→ **Given instruction**: Quote, exactly, the line holding "Extract all readable text from this page." and all lines after it to the end of the records below. Exclude pictures.

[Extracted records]

--- begin ---

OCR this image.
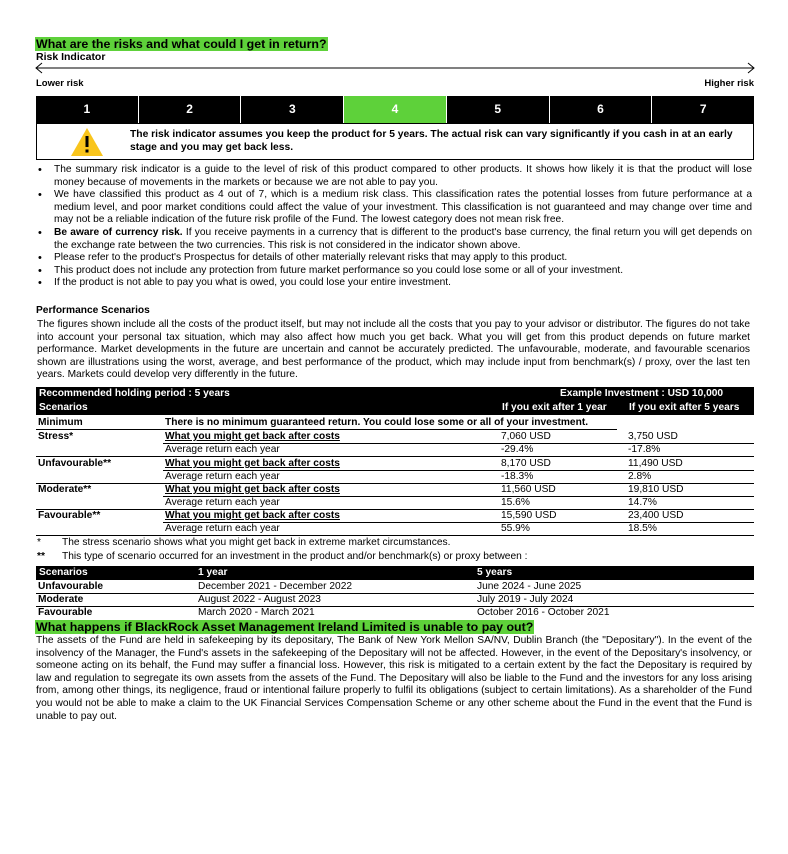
What are the risks and what could I get in return?
Risk Indicator
Lower risk	Higher risk
1	2	3	4	5	6	7
The risk indicator assumes you keep the product for 5 years. The actual risk can vary significantly if you cash in at an early stage and you may get back less.
• The summary risk indicator is a guide to the level of risk of this product compared to other products. It shows how likely it is that the product will lose money because of movements in the markets or because we are not able to pay you.
• We have classified this product as 4 out of 7, which is a medium risk class. This classification rates the potential losses from future performance at a medium level, and poor market conditions could affect the value of your investment. This classification is not guaranteed and may change over time and may not be a reliable indication of the future risk profile of the Fund. The lowest category does not mean risk free.
• Be aware of currency risk. If you receive payments in a currency that is different to the product's base currency, the final return you will get depends on the exchange rate between the two currencies. This risk is not considered in the indicator shown above.
• Please refer to the product's Prospectus for details of other materially relevant risks that may apply to this product.
• This product does not include any protection from future market performance so you could lose some or all of your investment.
• If the product is not able to pay you what is owed, you could lose your entire investment.
Performance Scenarios
The figures shown include all the costs of the product itself, but may not include all the costs that you pay to your advisor or distributor. The figures do not take into account your personal tax situation, which may also affect how much you get back. What you will get from this product depends on future market performance. Market developments in the future are uncertain and cannot be accurately predicted. The unfavourable, moderate, and favourable scenarios shown are illustrations using the worst, average, and best performance of the product, which may include input from benchmark(s) / proxy, over the last ten years. Markets could develop very differently in the future.
Recommended holding period : 5 years	Example Investment : USD 10,000
Scenarios	If you exit after 1 year If you exit after 5 years
Minimum	There is no minimum guaranteed return. You could lose some or all of your investment.
Stress*	What you might get back after costs	7,060 USD	3,750 USD
Average return each year	-29.4%	-17.8%
Unfavourable**	What you might get back after costs	8,170 USD	11,490 USD
Average return each year	-18.3%	2.8%
Moderate**	What you might get back after costs	11,560 USD	19,810 USD
Average return each year	15.6%	14.7%
Favourable**	What you might get back after costs	15,590 USD	23,400 USD
Average return each year	55.9%	18.5%
* The stress scenario shows what you might get back in extreme market circumstances.
** This type of scenario occurred for an investment in the product and/or benchmark(s) or proxy between :
Scenarios	1 year	5 years
Unfavourable	December 2021 - December 2022	June 2024 - June 2025
Moderate	August 2022 - August 2023	July 2019 - July 2024
Favourable	March 2020 - March 2021	October 2016 - October 2021
What happens if BlackRock Asset Management Ireland Limited is unable to pay out?
The assets of the Fund are held in safekeeping by its depositary, The Bank of New York Mellon SA/NV, Dublin Branch (the "Depositary"). In the event of the insolvency of the Manager, the Fund's assets in the safekeeping of the Depositary will not be affected. However, in the event of the Depositary's insolvency, or someone acting on its behalf, the Fund may suffer a financial loss. However, this risk is mitigated to a certain extent by the fact the Depositary is required by law and regulation to segregate its own assets from the assets of the Fund. The Depositary will also be liable to the Fund and the investors for any loss arising from, among other things, its negligence, fraud or intentional failure properly to fulfil its obligations (subject to certain limitations). As a shareholder of the Fund you would not be able to make a claim to the UK Financial Services Compensation Scheme or any other scheme about the Fund in the event that the Fund is unable to pay out.
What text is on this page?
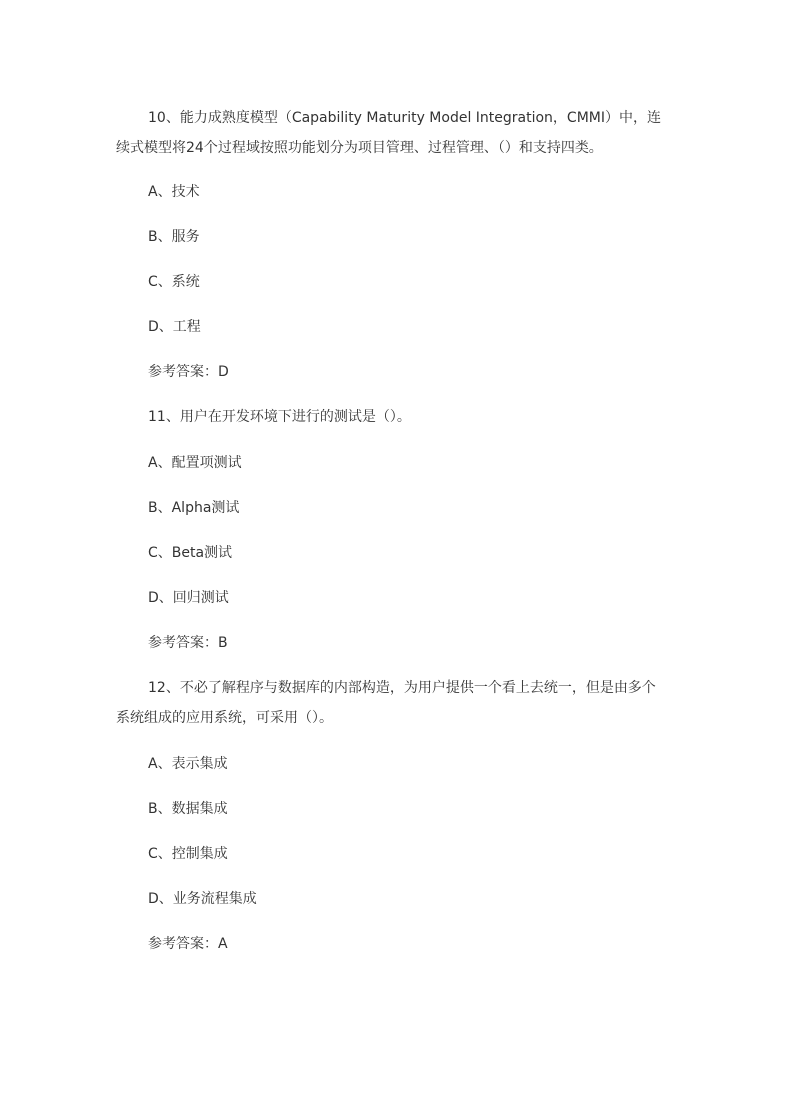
10、能力成熟度模型（Capability Maturity Model Integration，CMMI）中，连续式模型将24个过程域按照功能划分为项目管理、过程管理、（）和支持四类。
A、技术
B、服务
C、系统
D、工程
参考答案：D
11、用户在开发环境下进行的测试是（）。
A、配置项测试
B、Alpha测试
C、Beta测试
D、回归测试
参考答案：B
12、不必了解程序与数据库的内部构造，为用户提供一个看上去统一，但是由多个系统组成的应用系统，可采用（）。
A、表示集成
B、数据集成
C、控制集成
D、业务流程集成
参考答案：A
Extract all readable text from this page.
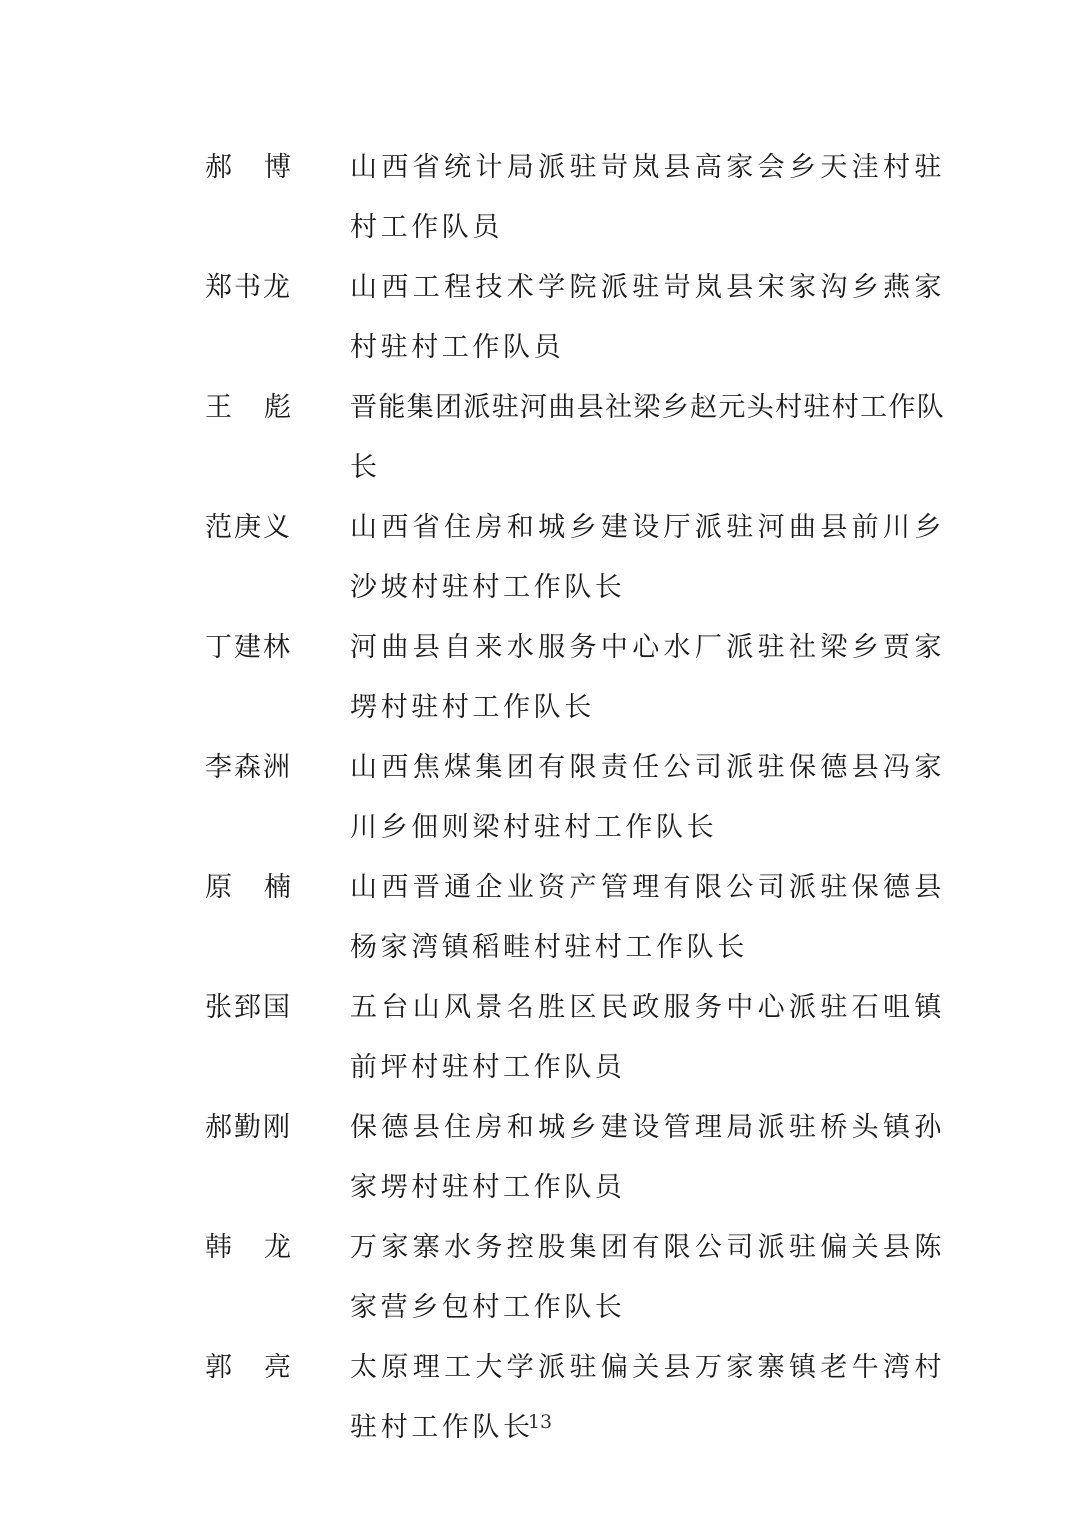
郝 博 山西省统计局派驻岢岚县高家会乡天洼村驻村工作队员
郑书龙	山西工程技术学院派驻岢岚县宋家沟乡燕家村驻村工作队员
王 彪 晋能集团派驻河曲县社梁乡赵元头村驻村工作队长
范庚义	山西省住房和城乡建设厅派驻河曲县前川乡沙坡村驻村工作队长
丁建林	河曲县自来水服务中心水厂派驻社梁乡贾家塄村驻村工作队长
李森洲	山西焦煤集团有限责任公司派驻保德县冯家川乡佃则梁村驻村工作队长
原 楠 山西晋通企业资产管理有限公司派驻保德县杨家湾镇稻畦村驻村工作队长
张郅国	五台山风景名胜区民政服务中心派驻石咀镇前坪村驻村工作队员
郝勤刚	保德县住房和城乡建设管理局派驻桥头镇孙家塄村驻村工作队员
韩 龙 万家寨水务控股集团有限公司派驻偏关县陈家营乡包村工作队长
郭 亮 太原理工大学派驻偏关县万家寨镇老牛湾村驻村工作队长
13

--- end ---

→ **Complete response**:
Extract all readable text from this page.
郝 博 山西省统计局派驻岢岚县高家会乡天洼村驻村工作队员
郑书龙	山西工程技术学院派驻岢岚县宋家沟乡燕家村驻村工作队员
王 彪 晋能集团派驻河曲县社梁乡赵元头村驻村工作队长
范庚义	山西省住房和城乡建设厅派驻河曲县前川乡沙坡村驻村工作队长
丁建林	河曲县自来水服务中心水厂派驻社梁乡贾家塄村驻村工作队长
李森洲	山西焦煤集团有限责任公司派驻保德县冯家川乡佃则梁村驻村工作队长
原 楠 山西晋通企业资产管理有限公司派驻保德县杨家湾镇稻畦村驻村工作队长
张郅国	五台山风景名胜区民政服务中心派驻石咀镇前坪村驻村工作队员
郝勤刚	保德县住房和城乡建设管理局派驻桥头镇孙家塄村驻村工作队员
韩 龙 万家寨水务控股集团有限公司派驻偏关县陈家营乡包村工作队长
郭 亮 太原理工大学派驻偏关县万家寨镇老牛湾村驻村工作队长
13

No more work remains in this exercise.